Supplied records section start

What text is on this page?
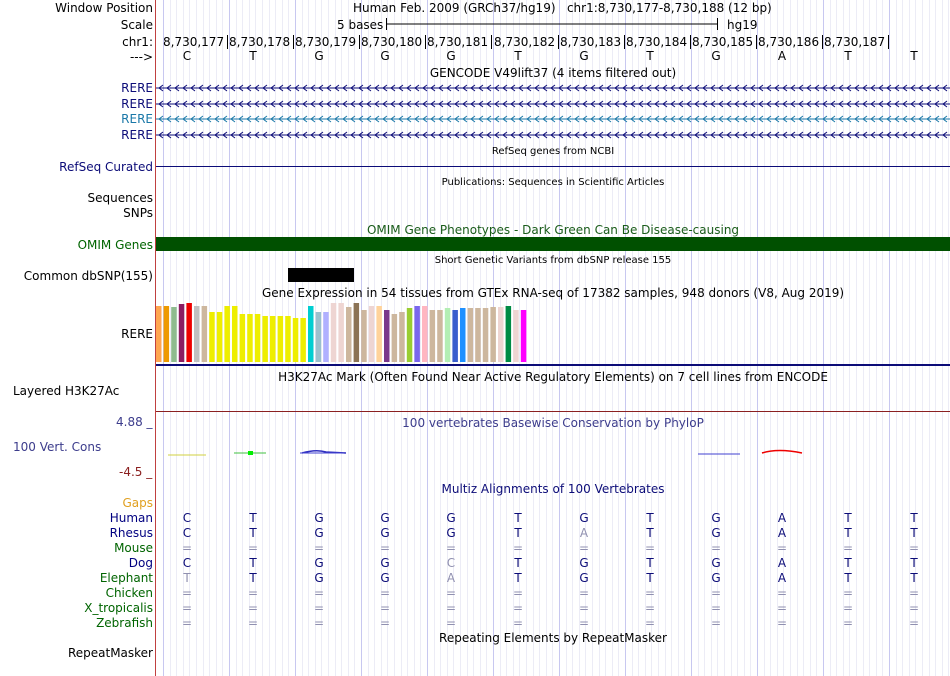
Window Position	Human Feb. 2009 (GRCh37/hg19)   chr1:8,730,177-8,730,188 (12 bp)
Scale	5 bases	hg19
chr1: 8,730,177 8,730,178 8,730,179 8,730,180 8,730,181 8,730,182 8,730,183 8,730,184 8,730,185 8,730,186 8,730,187
---> C	T	G	G	G	T	G	T	G	A	T	T
GENCODE V49lift37 (4 items filtered out)
RERE
RERE
RERE
RERE
RefSeq genes from NCBI
RefSeq Curated
Publications: Sequences in Scientific Articles
Sequences
SNPs
OMIM Gene Phenotypes - Dark Green Can Be Disease-causing
OMIM Genes
Short Genetic Variants from dbSNP release 155
Common dbSNP(155)
Gene Expression in 54 tissues from GTEx RNA-seq of 17382 samples, 948 donors (V8, Aug 2019)
RERE
H3K27Ac Mark (Often Found Near Active Regulatory Elements) on 7 cell lines from ENCODE
Layered H3K27Ac
100 vertebrates Basewise Conservation by PhyloP
4.88 _
100 Vert. Cons
-4.5 _
Gaps
Multiz Alignments of 100 Vertebrates
Human C	T	G	G	G	T	G	T	G	A	T	T
Rhesus C	T	G	G	G	T	A	T	G	A	T	T
Mouse =	=	=	=	=	=	=	=	=	=	=	=
Dog C	T	G	G	C	T	G	T	G	A	T	T
Elephant	T	T	G	G	A	T	G	T	G	A	T	T
Chicken =	=	=	=	=	=	=	=	=	=	=	=
X_tropicalis =	=	=	=	=	=	=	=	=	=	=	=
Zebrafish =	=	=	=	=	=	=	=	=	=	=	=
Repeating Elements by RepeatMasker
RepeatMasker
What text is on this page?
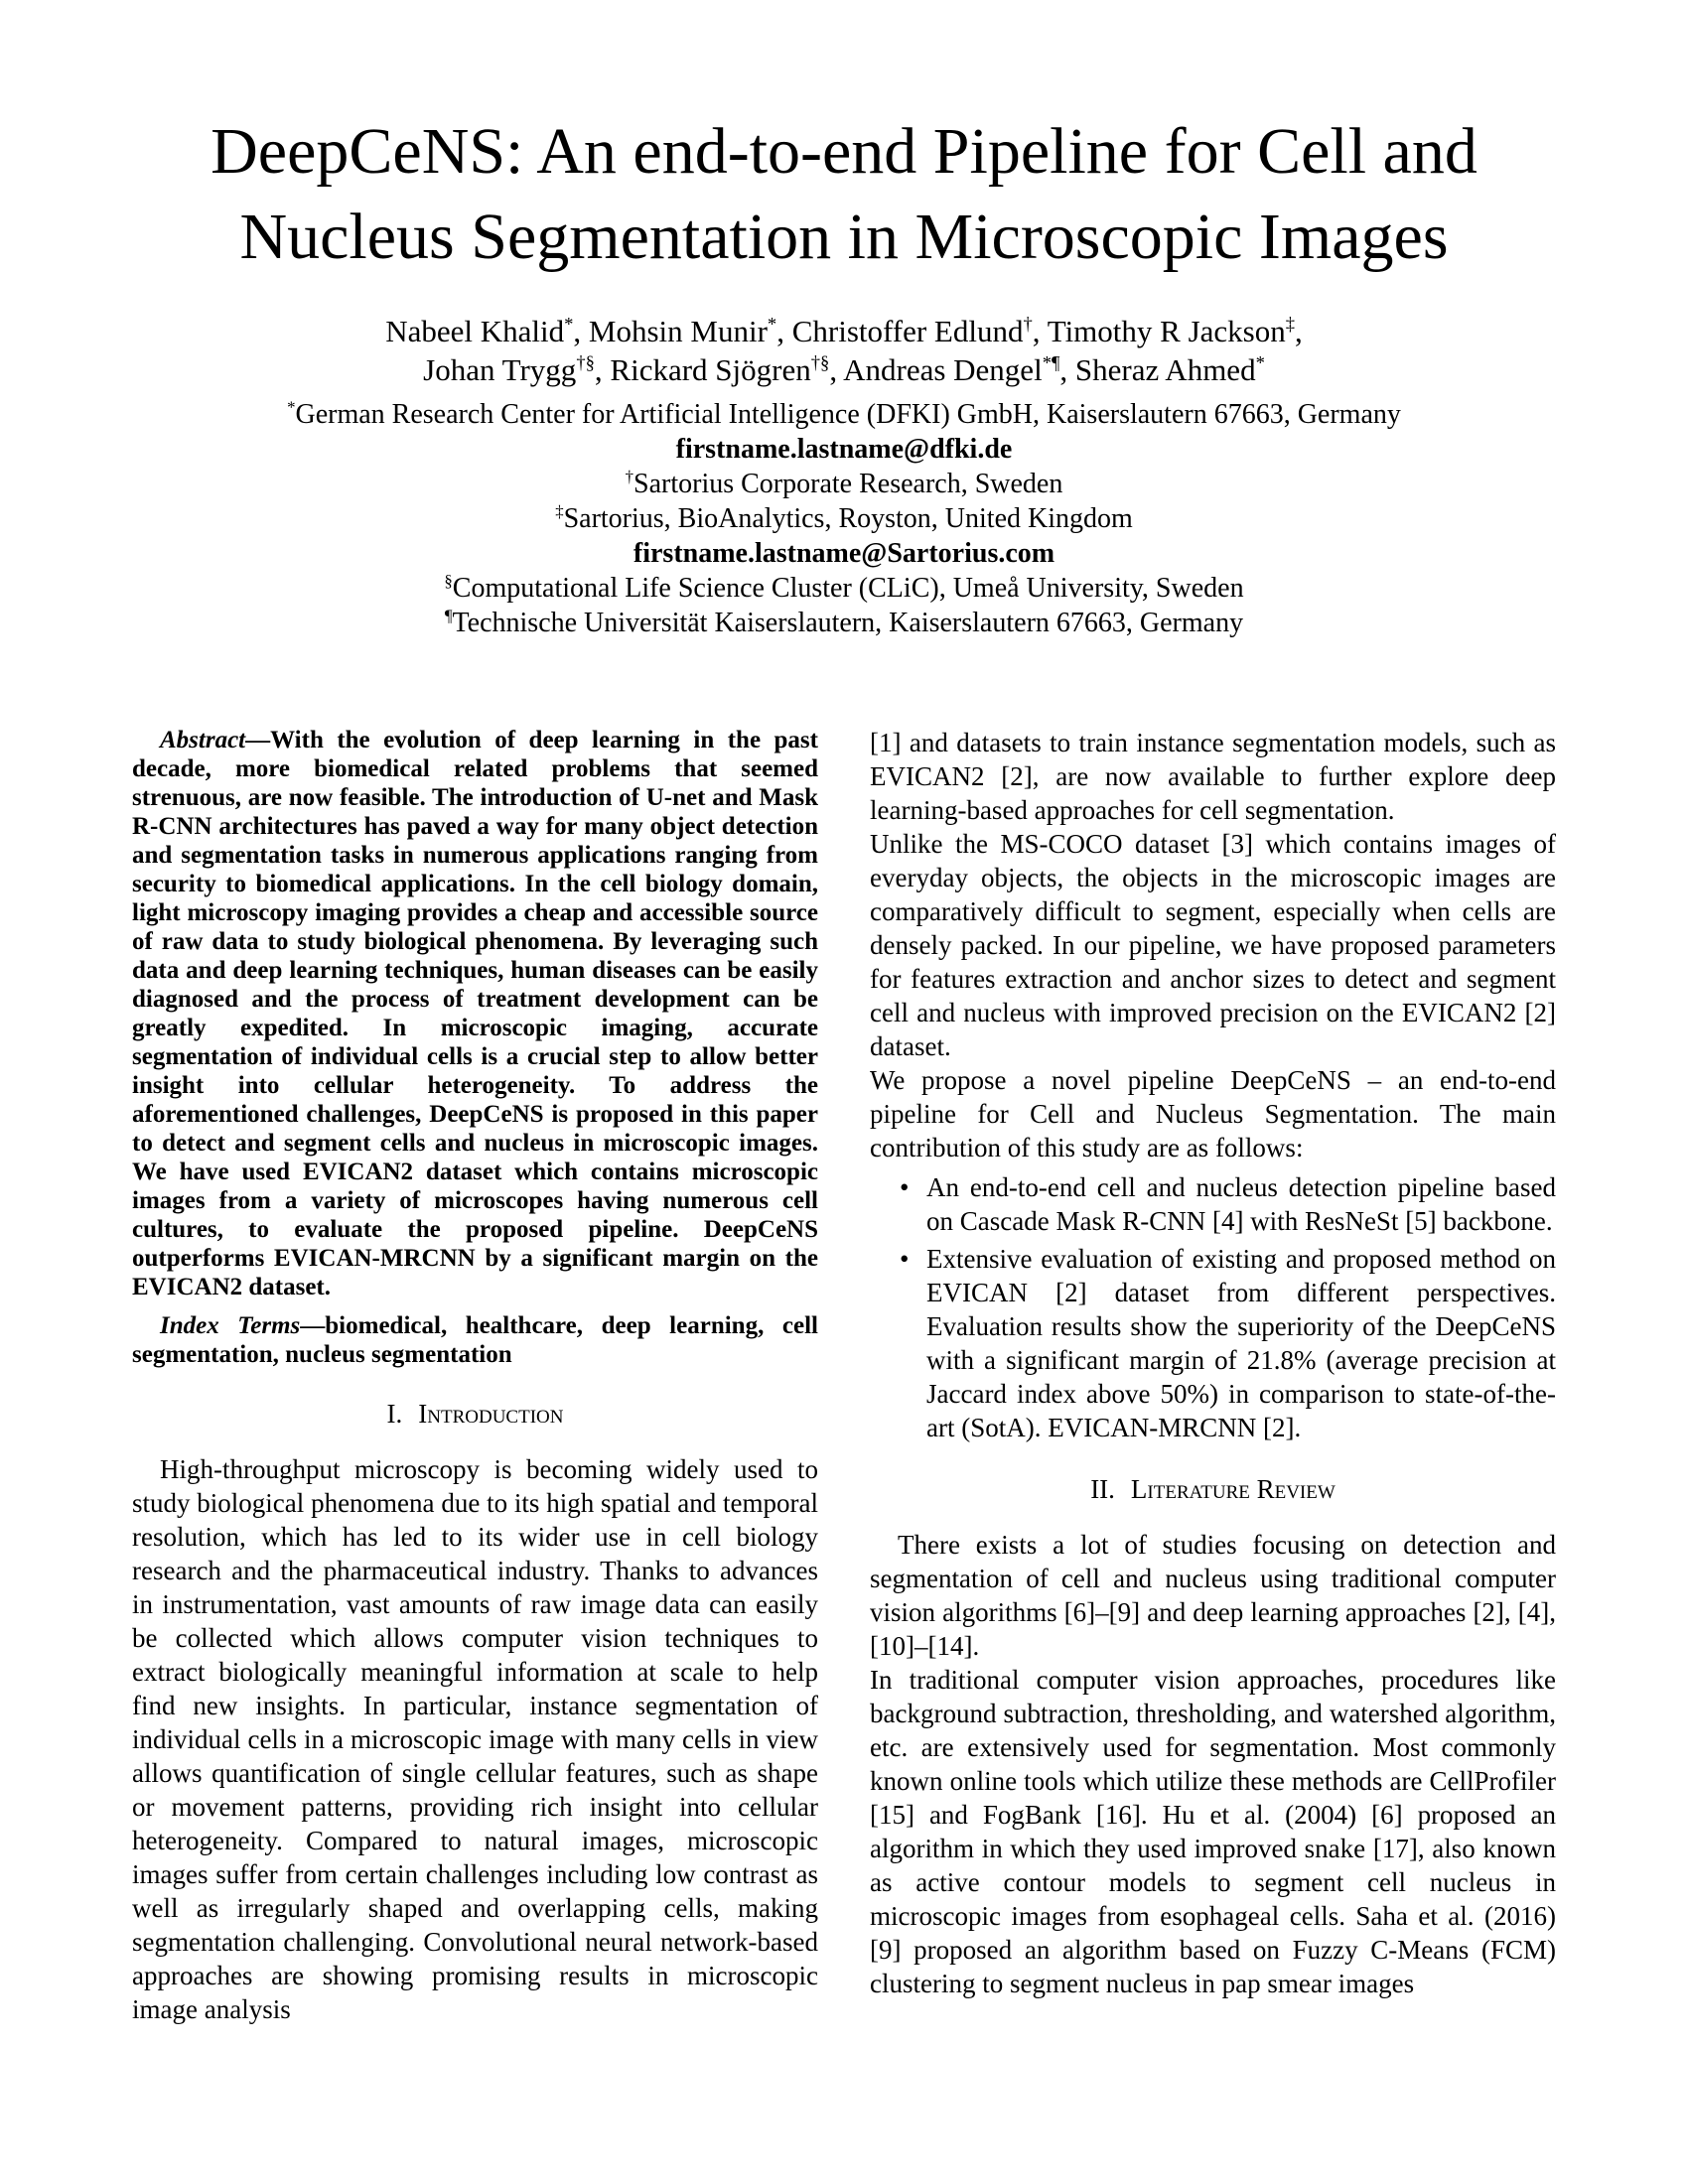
DeepCeNS: An end-to-end Pipeline for Cell and
Nucleus Segmentation in Microscopic Images
Nabeel Khalid*, Mohsin Munir*, Christoffer Edlund†, Timothy R Jackson‡,
Johan Trygg†§, Rickard Sjögren†§, Andreas Dengel*¶, Sheraz Ahmed*
*German Research Center for Artificial Intelligence (DFKI) GmbH, Kaiserslautern 67663, Germany
firstname.lastname@dfki.de
†Sartorius Corporate Research, Sweden
‡Sartorius, BioAnalytics, Royston, United Kingdom
firstname.lastname@Sartorius.com
§Computational Life Science Cluster (CLiC), Umeå University, Sweden
¶Technische Universität Kaiserslautern, Kaiserslautern 67663, Germany

Abstract—With the evolution of deep learning in the past decade, more biomedical related problems that seemed strenuous, are now feasible. The introduction of U-net and Mask R-CNN architectures has paved a way for many object detection and segmentation tasks in numerous applications ranging from security to biomedical applications. In the cell biology domain, light microscopy imaging provides a cheap and accessible source of raw data to study biological phenomena. By leveraging such data and deep learning techniques, human diseases can be easily diagnosed and the process of treatment development can be greatly expedited. In microscopic imaging, accurate segmentation of individual cells is a crucial step to allow better insight into cellular heterogeneity. To address the aforementioned challenges, DeepCeNS is proposed in this paper to detect and segment cells and nucleus in microscopic images. We have used EVICAN2 dataset which contains microscopic images from a variety of microscopes having numerous cell cultures, to evaluate the proposed pipeline. DeepCeNS outperforms EVICAN-MRCNN by a significant margin on the EVICAN2 dataset.

Index Terms—biomedical, healthcare, deep learning, cell segmentation, nucleus segmentation

I. Introduction

High-throughput microscopy is becoming widely used to study biological phenomena due to its high spatial and temporal resolution, which has led to its wider use in cell biology research and the pharmaceutical industry. Thanks to advances in instrumentation, vast amounts of raw image data can easily be collected which allows computer vision techniques to extract biologically meaningful information at scale to help find new insights. In particular, instance segmentation of individual cells in a microscopic image with many cells in view allows quantification of single cellular features, such as shape or movement patterns, providing rich insight into cellular heterogeneity. Compared to natural images, microscopic images suffer from certain challenges including low contrast as well as irregularly shaped and overlapping cells, making segmentation challenging. Convolutional neural network-based approaches are showing promising results in microscopic image analysis

[1] and datasets to train instance segmentation models, such as EVICAN2 [2], are now available to further explore deep learning-based approaches for cell segmentation.

Unlike the MS-COCO dataset [3] which contains images of everyday objects, the objects in the microscopic images are comparatively difficult to segment, especially when cells are densely packed. In our pipeline, we have proposed parameters for features extraction and anchor sizes to detect and segment cell and nucleus with improved precision on the EVICAN2 [2] dataset.

We propose a novel pipeline DeepCeNS – an end-to-end pipeline for Cell and Nucleus Segmentation. The main contribution of this study are as follows:

• An end-to-end cell and nucleus detection pipeline based on Cascade Mask R-CNN [4] with ResNeSt [5] backbone.
• Extensive evaluation of existing and proposed method on EVICAN [2] dataset from different perspectives. Evaluation results show the superiority of the DeepCeNS with a significant margin of 21.8% (average precision at Jaccard index above 50%) in comparison to state-of-the-art (SotA). EVICAN-MRCNN [2].
II. Literature Review

There exists a lot of studies focusing on detection and segmentation of cell and nucleus using traditional computer vision algorithms [6]–[9] and deep learning approaches [2], [4], [10]–[14].

In traditional computer vision approaches, procedures like background subtraction, thresholding, and watershed algorithm, etc. are extensively used for segmentation. Most commonly known online tools which utilize these methods are CellProfiler [15] and FogBank [16]. Hu et al. (2004) [6] proposed an algorithm in which they used improved snake [17], also known as active contour models to segment cell nucleus in microscopic images from esophageal cells. Saha et al. (2016) [9] proposed an algorithm based on Fuzzy C-Means (FCM) clustering to segment nucleus in pap smear images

Supplied records section end

**Task description**
The answer must be an exact copy of the entries, with the pictures omitted.

**Answer to this exercise**
What text is on this page?
Window Position	Human Feb. 2009 (GRCh37/hg19)   chr1:8,730,177-8,730,188 (12 bp)
Scale	5 bases	hg19
chr1: 8,730,177 8,730,178 8,730,179 8,730,180 8,730,181 8,730,182 8,730,183 8,730,184 8,730,185 8,730,186 8,730,187
---> C	T	G	G	G	T	G	T	G	A	T	T
GENCODE V49lift37 (4 items filtered out)
RERE
RERE
RERE
RERE
RefSeq genes from NCBI
RefSeq Curated
Publications: Sequences in Scientific Articles
Sequences
SNPs
OMIM Gene Phenotypes - Dark Green Can Be Disease-causing
OMIM Genes
Short Genetic Variants from dbSNP release 155
Common dbSNP(155)
Gene Expression in 54 tissues from GTEx RNA-seq of 17382 samples, 948 donors (V8, Aug 2019)
RERE
H3K27Ac Mark (Often Found Near Active Regulatory Elements) on 7 cell lines from ENCODE
Layered H3K27Ac
100 vertebrates Basewise Conservation by PhyloP
4.88 _
100 Vert. Cons
-4.5 _
Gaps
Multiz Alignments of 100 Vertebrates
Human C	T	G	G	G	T	G	T	G	A	T	T
Rhesus C	T	G	G	G	T	A	T	G	A	T	T
Mouse =	=	=	=	=	=	=	=	=	=	=	=
Dog C	T	G	G	C	T	G	T	G	A	T	T
Elephant	T	T	G	G	A	T	G	T	G	A	T	T
Chicken =	=	=	=	=	=	=	=	=	=	=	=
X_tropicalis =	=	=	=	=	=	=	=	=	=	=	=
Zebrafish =	=	=	=	=	=	=	=	=	=	=	=
Repeating Elements by RepeatMasker
RepeatMasker
What text is on this page?
DeepCeNS: An end-to-end Pipeline for Cell and
Nucleus Segmentation in Microscopic Images
Nabeel Khalid*, Mohsin Munir*, Christoffer Edlund†, Timothy R Jackson‡,
Johan Trygg†§, Rickard Sjögren†§, Andreas Dengel*¶, Sheraz Ahmed*
*German Research Center for Artificial Intelligence (DFKI) GmbH, Kaiserslautern 67663, Germany
firstname.lastname@dfki.de
†Sartorius Corporate Research, Sweden
‡Sartorius, BioAnalytics, Royston, United Kingdom
firstname.lastname@Sartorius.com
§Computational Life Science Cluster (CLiC), Umeå University, Sweden
¶Technische Universität Kaiserslautern, Kaiserslautern 67663, Germany

Abstract—With the evolution of deep learning in the past decade, more biomedical related problems that seemed strenuous, are now feasible. The introduction of U-net and Mask R-CNN architectures has paved a way for many object detection and segmentation tasks in numerous applications ranging from security to biomedical applications. In the cell biology domain, light microscopy imaging provides a cheap and accessible source of raw data to study biological phenomena. By leveraging such data and deep learning techniques, human diseases can be easily diagnosed and the process of treatment development can be greatly expedited. In microscopic imaging, accurate segmentation of individual cells is a crucial step to allow better insight into cellular heterogeneity. To address the aforementioned challenges, DeepCeNS is proposed in this paper to detect and segment cells and nucleus in microscopic images. We have used EVICAN2 dataset which contains microscopic images from a variety of microscopes having numerous cell cultures, to evaluate the proposed pipeline. DeepCeNS outperforms EVICAN-MRCNN by a significant margin on the EVICAN2 dataset.

Index Terms—biomedical, healthcare, deep learning, cell segmentation, nucleus segmentation

I. Introduction

High-throughput microscopy is becoming widely used to study biological phenomena due to its high spatial and temporal resolution, which has led to its wider use in cell biology research and the pharmaceutical industry. Thanks to advances in instrumentation, vast amounts of raw image data can easily be collected which allows computer vision techniques to extract biologically meaningful information at scale to help find new insights. In particular, instance segmentation of individual cells in a microscopic image with many cells in view allows quantification of single cellular features, such as shape or movement patterns, providing rich insight into cellular heterogeneity. Compared to natural images, microscopic images suffer from certain challenges including low contrast as well as irregularly shaped and overlapping cells, making segmentation challenging. Convolutional neural network-based approaches are showing promising results in microscopic image analysis

[1] and datasets to train instance segmentation models, such as EVICAN2 [2], are now available to further explore deep learning-based approaches for cell segmentation.

Unlike the MS-COCO dataset [3] which contains images of everyday objects, the objects in the microscopic images are comparatively difficult to segment, especially when cells are densely packed. In our pipeline, we have proposed parameters for features extraction and anchor sizes to detect and segment cell and nucleus with improved precision on the EVICAN2 [2] dataset.

We propose a novel pipeline DeepCeNS – an end-to-end pipeline for Cell and Nucleus Segmentation. The main contribution of this study are as follows:

• An end-to-end cell and nucleus detection pipeline based on Cascade Mask R-CNN [4] with ResNeSt [5] backbone.
• Extensive evaluation of existing and proposed method on EVICAN [2] dataset from different perspectives. Evaluation results show the superiority of the DeepCeNS with a significant margin of 21.8% (average precision at Jaccard index above 50%) in comparison to state-of-the-art (SotA). EVICAN-MRCNN [2].
II. Literature Review

There exists a lot of studies focusing on detection and segmentation of cell and nucleus using traditional computer vision algorithms [6]–[9] and deep learning approaches [2], [4], [10]–[14].

In traditional computer vision approaches, procedures like background subtraction, thresholding, and watershed algorithm, etc. are extensively used for segmentation. Most commonly known online tools which utilize these methods are CellProfiler [15] and FogBank [16]. Hu et al. (2004) [6] proposed an algorithm in which they used improved snake [17], also known as active contour models to segment cell nucleus in microscopic images from esophageal cells. Saha et al. (2016) [9] proposed an algorithm based on Fuzzy C-Means (FCM) clustering to segment nucleus in pap smear images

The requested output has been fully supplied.